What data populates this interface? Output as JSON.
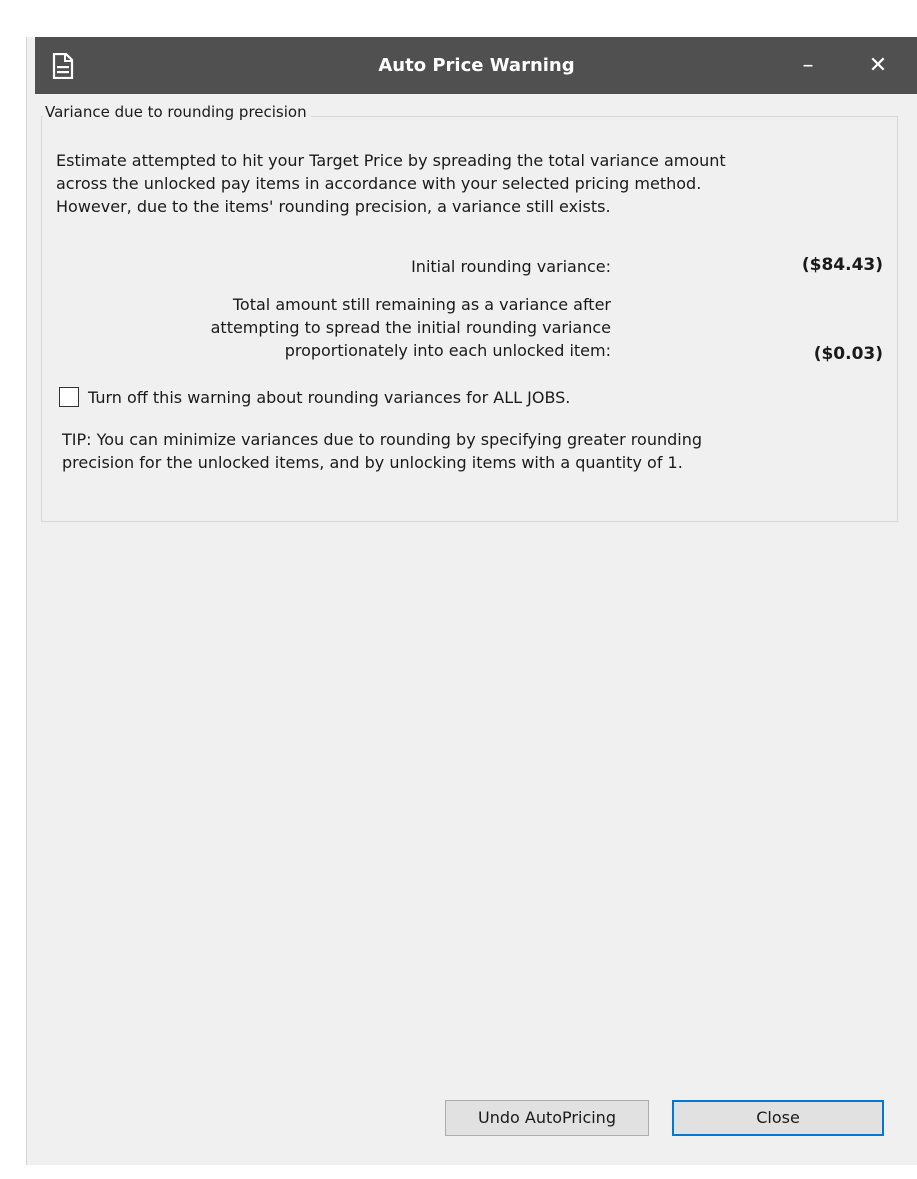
{
  "window": {
    "title": "Auto Price Warning",
    "icon": "document-icon",
    "minimize_glyph": "–",
    "close_glyph": "✕"
  },
  "group": {
    "legend": "Variance due to rounding precision",
    "intro_lines": [
      "Estimate attempted to hit your Target Price by spreading the total variance amount",
      "across the unlocked pay items in accordance with your selected pricing method.",
      "However, due to the items' rounding precision, a variance still exists."
    ],
    "initial_label": "Initial rounding variance:",
    "initial_value": "($84.43)",
    "remaining_label_lines": [
      "Total amount still remaining as a variance after",
      "attempting to spread the initial rounding variance",
      "proportionately into each unlocked item:"
    ],
    "remaining_value": "($0.03)",
    "checkbox_label": "Turn off this warning about rounding variances for ALL JOBS.",
    "checkbox_checked": false,
    "tip_lines": [
      "TIP: You can minimize variances due to rounding by specifying greater rounding",
      "precision for the unlocked items, and by unlocking items with a quantity of 1."
    ]
  },
  "buttons": {
    "undo_label": "Undo AutoPricing",
    "close_label": "Close"
  },
  "colors": {
    "titlebar": "#505050",
    "dialog_bg": "#f0f0f0",
    "focus_border": "#0078d7"
  }
}
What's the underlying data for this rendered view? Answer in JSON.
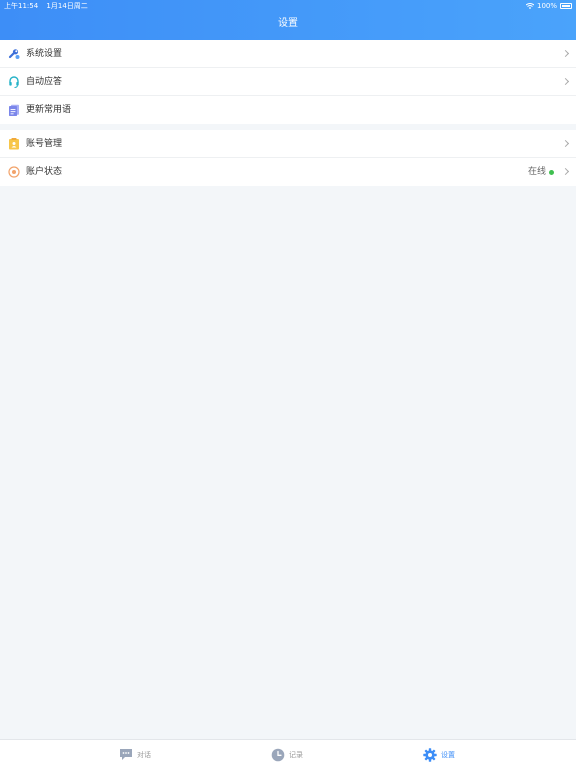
{
  "status_bar": {
    "time": "上午11:54",
    "date": "1月14日周二",
    "battery": "100%"
  },
  "header": {
    "title": "设置"
  },
  "groups": [
    {
      "items": [
        {
          "label": "系统设置",
          "icon": "wrench-icon"
        },
        {
          "label": "自动应答",
          "icon": "headset-icon"
        },
        {
          "label": "更新常用语",
          "icon": "document-icon"
        }
      ]
    },
    {
      "items": [
        {
          "label": "账号管理",
          "icon": "id-card-icon"
        },
        {
          "label": "账户状态",
          "icon": "status-circle-icon",
          "status": "在线"
        }
      ]
    }
  ],
  "tabbar": {
    "tabs": [
      {
        "label": "对话",
        "icon": "chat-icon"
      },
      {
        "label": "记录",
        "icon": "clock-icon"
      },
      {
        "label": "设置",
        "icon": "gear-icon",
        "active": true
      }
    ]
  },
  "colors": {
    "accent": "#3d8ef7",
    "online": "#3fbf4f",
    "background": "#f3f6f9"
  }
}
= = = =
• Task:
Report the number of lines in the listing where the string "Price" appears, and nothing besides.

• The response:
2